== Material shown

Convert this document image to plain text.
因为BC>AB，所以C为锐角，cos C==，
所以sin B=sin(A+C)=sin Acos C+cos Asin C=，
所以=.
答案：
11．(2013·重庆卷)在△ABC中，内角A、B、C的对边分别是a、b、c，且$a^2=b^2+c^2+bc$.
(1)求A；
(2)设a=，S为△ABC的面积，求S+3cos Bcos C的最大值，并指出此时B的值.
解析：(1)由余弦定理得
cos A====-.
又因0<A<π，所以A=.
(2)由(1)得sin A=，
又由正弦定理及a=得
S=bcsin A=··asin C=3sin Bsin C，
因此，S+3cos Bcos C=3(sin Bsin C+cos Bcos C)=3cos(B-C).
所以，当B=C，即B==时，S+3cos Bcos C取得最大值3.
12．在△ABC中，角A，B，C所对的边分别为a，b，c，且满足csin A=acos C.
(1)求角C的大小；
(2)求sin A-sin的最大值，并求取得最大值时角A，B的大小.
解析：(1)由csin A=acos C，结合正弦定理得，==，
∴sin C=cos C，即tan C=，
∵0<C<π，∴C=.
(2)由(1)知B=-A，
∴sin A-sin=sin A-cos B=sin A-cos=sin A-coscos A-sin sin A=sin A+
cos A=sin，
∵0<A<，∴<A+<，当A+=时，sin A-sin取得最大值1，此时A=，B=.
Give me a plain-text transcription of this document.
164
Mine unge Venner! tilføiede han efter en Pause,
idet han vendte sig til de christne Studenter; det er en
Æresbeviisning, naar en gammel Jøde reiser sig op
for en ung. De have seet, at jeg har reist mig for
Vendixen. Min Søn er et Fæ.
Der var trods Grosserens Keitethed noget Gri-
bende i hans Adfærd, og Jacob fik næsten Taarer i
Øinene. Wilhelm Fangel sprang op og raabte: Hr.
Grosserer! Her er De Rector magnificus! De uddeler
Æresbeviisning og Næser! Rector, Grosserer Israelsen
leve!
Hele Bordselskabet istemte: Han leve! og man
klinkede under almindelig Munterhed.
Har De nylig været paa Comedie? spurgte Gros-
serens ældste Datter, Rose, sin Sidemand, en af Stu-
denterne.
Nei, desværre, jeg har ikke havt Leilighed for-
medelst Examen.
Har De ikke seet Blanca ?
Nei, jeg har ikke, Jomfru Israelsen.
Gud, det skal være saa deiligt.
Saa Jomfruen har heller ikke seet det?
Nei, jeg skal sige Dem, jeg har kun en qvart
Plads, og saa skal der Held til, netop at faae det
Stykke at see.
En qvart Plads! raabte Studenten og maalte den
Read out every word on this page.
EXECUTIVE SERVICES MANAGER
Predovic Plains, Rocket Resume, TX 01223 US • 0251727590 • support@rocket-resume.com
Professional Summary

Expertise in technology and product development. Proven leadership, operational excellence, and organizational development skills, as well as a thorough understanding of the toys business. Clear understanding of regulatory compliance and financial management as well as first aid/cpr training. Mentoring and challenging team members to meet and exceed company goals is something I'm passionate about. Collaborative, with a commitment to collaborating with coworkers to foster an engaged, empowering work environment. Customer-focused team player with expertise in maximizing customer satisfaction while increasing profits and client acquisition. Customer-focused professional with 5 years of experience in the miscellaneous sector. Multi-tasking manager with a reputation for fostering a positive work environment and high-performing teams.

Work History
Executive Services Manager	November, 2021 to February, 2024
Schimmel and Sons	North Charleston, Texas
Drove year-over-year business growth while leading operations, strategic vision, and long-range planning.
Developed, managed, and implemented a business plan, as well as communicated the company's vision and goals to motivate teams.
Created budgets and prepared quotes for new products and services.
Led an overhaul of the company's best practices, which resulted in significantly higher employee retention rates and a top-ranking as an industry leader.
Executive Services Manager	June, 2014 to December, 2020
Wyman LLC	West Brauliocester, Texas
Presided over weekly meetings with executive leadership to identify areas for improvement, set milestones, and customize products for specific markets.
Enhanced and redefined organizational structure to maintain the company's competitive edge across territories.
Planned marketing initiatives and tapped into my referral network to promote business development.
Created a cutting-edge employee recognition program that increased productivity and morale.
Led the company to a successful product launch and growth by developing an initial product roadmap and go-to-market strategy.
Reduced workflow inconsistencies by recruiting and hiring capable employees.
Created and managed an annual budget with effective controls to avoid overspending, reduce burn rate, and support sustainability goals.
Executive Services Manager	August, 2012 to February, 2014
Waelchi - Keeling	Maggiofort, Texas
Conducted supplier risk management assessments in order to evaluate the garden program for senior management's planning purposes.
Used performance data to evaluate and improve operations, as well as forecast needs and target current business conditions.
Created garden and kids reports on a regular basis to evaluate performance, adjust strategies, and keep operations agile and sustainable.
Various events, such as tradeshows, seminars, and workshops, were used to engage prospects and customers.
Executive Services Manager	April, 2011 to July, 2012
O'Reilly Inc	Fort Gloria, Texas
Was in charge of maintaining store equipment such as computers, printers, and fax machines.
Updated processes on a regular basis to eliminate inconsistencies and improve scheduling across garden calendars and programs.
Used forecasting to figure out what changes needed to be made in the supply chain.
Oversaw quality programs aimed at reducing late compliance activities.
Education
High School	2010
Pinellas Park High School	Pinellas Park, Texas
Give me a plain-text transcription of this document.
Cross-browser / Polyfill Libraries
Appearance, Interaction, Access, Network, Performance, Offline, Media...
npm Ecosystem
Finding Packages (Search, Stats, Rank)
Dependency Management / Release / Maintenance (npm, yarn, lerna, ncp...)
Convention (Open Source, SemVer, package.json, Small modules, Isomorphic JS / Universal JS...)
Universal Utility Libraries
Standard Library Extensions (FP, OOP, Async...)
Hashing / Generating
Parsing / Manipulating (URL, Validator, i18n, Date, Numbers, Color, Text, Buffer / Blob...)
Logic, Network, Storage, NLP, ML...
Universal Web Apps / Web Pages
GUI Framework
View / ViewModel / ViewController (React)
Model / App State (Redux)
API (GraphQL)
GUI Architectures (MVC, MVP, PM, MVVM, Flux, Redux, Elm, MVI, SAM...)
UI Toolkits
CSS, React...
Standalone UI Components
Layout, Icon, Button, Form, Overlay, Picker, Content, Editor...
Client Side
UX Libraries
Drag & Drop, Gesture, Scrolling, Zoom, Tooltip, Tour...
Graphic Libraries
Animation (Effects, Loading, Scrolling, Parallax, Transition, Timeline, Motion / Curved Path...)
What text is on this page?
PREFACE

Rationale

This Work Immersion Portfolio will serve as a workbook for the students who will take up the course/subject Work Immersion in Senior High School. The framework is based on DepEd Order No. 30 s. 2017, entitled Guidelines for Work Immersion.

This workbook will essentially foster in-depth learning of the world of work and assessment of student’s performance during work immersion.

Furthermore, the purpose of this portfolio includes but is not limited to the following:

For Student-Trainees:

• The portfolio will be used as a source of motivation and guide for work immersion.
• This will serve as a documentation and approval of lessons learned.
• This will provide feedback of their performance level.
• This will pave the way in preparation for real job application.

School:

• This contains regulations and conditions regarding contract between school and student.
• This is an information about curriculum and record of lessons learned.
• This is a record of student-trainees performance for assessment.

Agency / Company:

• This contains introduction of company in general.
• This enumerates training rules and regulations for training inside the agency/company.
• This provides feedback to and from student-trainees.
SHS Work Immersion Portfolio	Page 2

====

* Written problem:
Write down every line of the data exactly as it appears above.

* Result of the exercise:
Convert this document image to plain text.
因为BC>AB，所以C为锐角，cos C==，
所以sin B=sin(A+C)=sin Acos C+cos Asin C=，
所以=.
答案：
11．(2013·重庆卷)在△ABC中，内角A、B、C的对边分别是a、b、c，且$a^2=b^2+c^2+bc$.
(1)求A；
(2)设a=，S为△ABC的面积，求S+3cos Bcos C的最大值，并指出此时B的值.
解析：(1)由余弦定理得
cos A====-.
又因0<A<π，所以A=.
(2)由(1)得sin A=，
又由正弦定理及a=得
S=bcsin A=··asin C=3sin Bsin C，
因此，S+3cos Bcos C=3(sin Bsin C+cos Bcos C)=3cos(B-C).
所以，当B=C，即B==时，S+3cos Bcos C取得最大值3.
12．在△ABC中，角A，B，C所对的边分别为a，b，c，且满足csin A=acos C.
(1)求角C的大小；
(2)求sin A-sin的最大值，并求取得最大值时角A，B的大小.
解析：(1)由csin A=acos C，结合正弦定理得，==，
∴sin C=cos C，即tan C=，
∵0<C<π，∴C=.
(2)由(1)知B=-A，
∴sin A-sin=sin A-cos B=sin A-cos=sin A-coscos A-sin sin A=sin A+
cos A=sin，
∵0<A<，∴<A+<，当A+=时，sin A-sin取得最大值1，此时A=，B=.
Give me a plain-text transcription of this document.
164
Mine unge Venner! tilføiede han efter en Pause,
idet han vendte sig til de christne Studenter; det er en
Æresbeviisning, naar en gammel Jøde reiser sig op
for en ung. De have seet, at jeg har reist mig for
Vendixen. Min Søn er et Fæ.
Der var trods Grosserens Keitethed noget Gri-
bende i hans Adfærd, og Jacob fik næsten Taarer i
Øinene. Wilhelm Fangel sprang op og raabte: Hr.
Grosserer! Her er De Rector magnificus! De uddeler
Æresbeviisning og Næser! Rector, Grosserer Israelsen
leve!
Hele Bordselskabet istemte: Han leve! og man
klinkede under almindelig Munterhed.
Har De nylig været paa Comedie? spurgte Gros-
serens ældste Datter, Rose, sin Sidemand, en af Stu-
denterne.
Nei, desværre, jeg har ikke havt Leilighed for-
medelst Examen.
Har De ikke seet Blanca ?
Nei, jeg har ikke, Jomfru Israelsen.
Gud, det skal være saa deiligt.
Saa Jomfruen har heller ikke seet det?
Nei, jeg skal sige Dem, jeg har kun en qvart
Plads, og saa skal der Held til, netop at faae det
Stykke at see.
En qvart Plads! raabte Studenten og maalte den
Read out every word on this page.
EXECUTIVE SERVICES MANAGER
Predovic Plains, Rocket Resume, TX 01223 US • 0251727590 • support@rocket-resume.com
Professional Summary

Expertise in technology and product development. Proven leadership, operational excellence, and organizational development skills, as well as a thorough understanding of the toys business. Clear understanding of regulatory compliance and financial management as well as first aid/cpr training. Mentoring and challenging team members to meet and exceed company goals is something I'm passionate about. Collaborative, with a commitment to collaborating with coworkers to foster an engaged, empowering work environment. Customer-focused team player with expertise in maximizing customer satisfaction while increasing profits and client acquisition. Customer-focused professional with 5 years of experience in the miscellaneous sector. Multi-tasking manager with a reputation for fostering a positive work environment and high-performing teams.

Work History
Executive Services Manager	November, 2021 to February, 2024
Schimmel and Sons	North Charleston, Texas
Drove year-over-year business growth while leading operations, strategic vision, and long-range planning.
Developed, managed, and implemented a business plan, as well as communicated the company's vision and goals to motivate teams.
Created budgets and prepared quotes for new products and services.
Led an overhaul of the company's best practices, which resulted in significantly higher employee retention rates and a top-ranking as an industry leader.
Executive Services Manager	June, 2014 to December, 2020
Wyman LLC	West Brauliocester, Texas
Presided over weekly meetings with executive leadership to identify areas for improvement, set milestones, and customize products for specific markets.
Enhanced and redefined organizational structure to maintain the company's competitive edge across territories.
Planned marketing initiatives and tapped into my referral network to promote business development.
Created a cutting-edge employee recognition program that increased productivity and morale.
Led the company to a successful product launch and growth by developing an initial product roadmap and go-to-market strategy.
Reduced workflow inconsistencies by recruiting and hiring capable employees.
Created and managed an annual budget with effective controls to avoid overspending, reduce burn rate, and support sustainability goals.
Executive Services Manager	August, 2012 to February, 2014
Waelchi - Keeling	Maggiofort, Texas
Conducted supplier risk management assessments in order to evaluate the garden program for senior management's planning purposes.
Used performance data to evaluate and improve operations, as well as forecast needs and target current business conditions.
Created garden and kids reports on a regular basis to evaluate performance, adjust strategies, and keep operations agile and sustainable.
Various events, such as tradeshows, seminars, and workshops, were used to engage prospects and customers.
Executive Services Manager	April, 2011 to July, 2012
O'Reilly Inc	Fort Gloria, Texas
Was in charge of maintaining store equipment such as computers, printers, and fax machines.
Updated processes on a regular basis to eliminate inconsistencies and improve scheduling across garden calendars and programs.
Used forecasting to figure out what changes needed to be made in the supply chain.
Oversaw quality programs aimed at reducing late compliance activities.
Education
High School	2010
Pinellas Park High School	Pinellas Park, Texas
Give me a plain-text transcription of this document.
Cross-browser / Polyfill Libraries
Appearance, Interaction, Access, Network, Performance, Offline, Media...
npm Ecosystem
Finding Packages (Search, Stats, Rank)
Dependency Management / Release / Maintenance (npm, yarn, lerna, ncp...)
Convention (Open Source, SemVer, package.json, Small modules, Isomorphic JS / Universal JS...)
Universal Utility Libraries
Standard Library Extensions (FP, OOP, Async...)
Hashing / Generating
Parsing / Manipulating (URL, Validator, i18n, Date, Numbers, Color, Text, Buffer / Blob...)
Logic, Network, Storage, NLP, ML...
Universal Web Apps / Web Pages
GUI Framework
View / ViewModel / ViewController (React)
Model / App State (Redux)
API (GraphQL)
GUI Architectures (MVC, MVP, PM, MVVM, Flux, Redux, Elm, MVI, SAM...)
UI Toolkits
CSS, React...
Standalone UI Components
Layout, Icon, Button, Form, Overlay, Picker, Content, Editor...
Client Side
UX Libraries
Drag & Drop, Gesture, Scrolling, Zoom, Tooltip, Tour...
Graphic Libraries
Animation (Effects, Loading, Scrolling, Parallax, Transition, Timeline, Motion / Curved Path...)
What text is on this page?
PREFACE

Rationale

This Work Immersion Portfolio will serve as a workbook for the students who will take up the course/subject Work Immersion in Senior High School. The framework is based on DepEd Order No. 30 s. 2017, entitled Guidelines for Work Immersion.

This workbook will essentially foster in-depth learning of the world of work and assessment of student’s performance during work immersion.

Furthermore, the purpose of this portfolio includes but is not limited to the following:

For Student-Trainees:

• The portfolio will be used as a source of motivation and guide for work immersion.
• This will serve as a documentation and approval of lessons learned.
• This will provide feedback of their performance level.
• This will pave the way in preparation for real job application.

School:

• This contains regulations and conditions regarding contract between school and student.
• This is an information about curriculum and record of lessons learned.
• This is a record of student-trainees performance for assessment.

Agency / Company:

• This contains introduction of company in general.
• This enumerates training rules and regulations for training inside the agency/company.
• This provides feedback to and from student-trainees.
SHS Work Immersion Portfolio	Page 2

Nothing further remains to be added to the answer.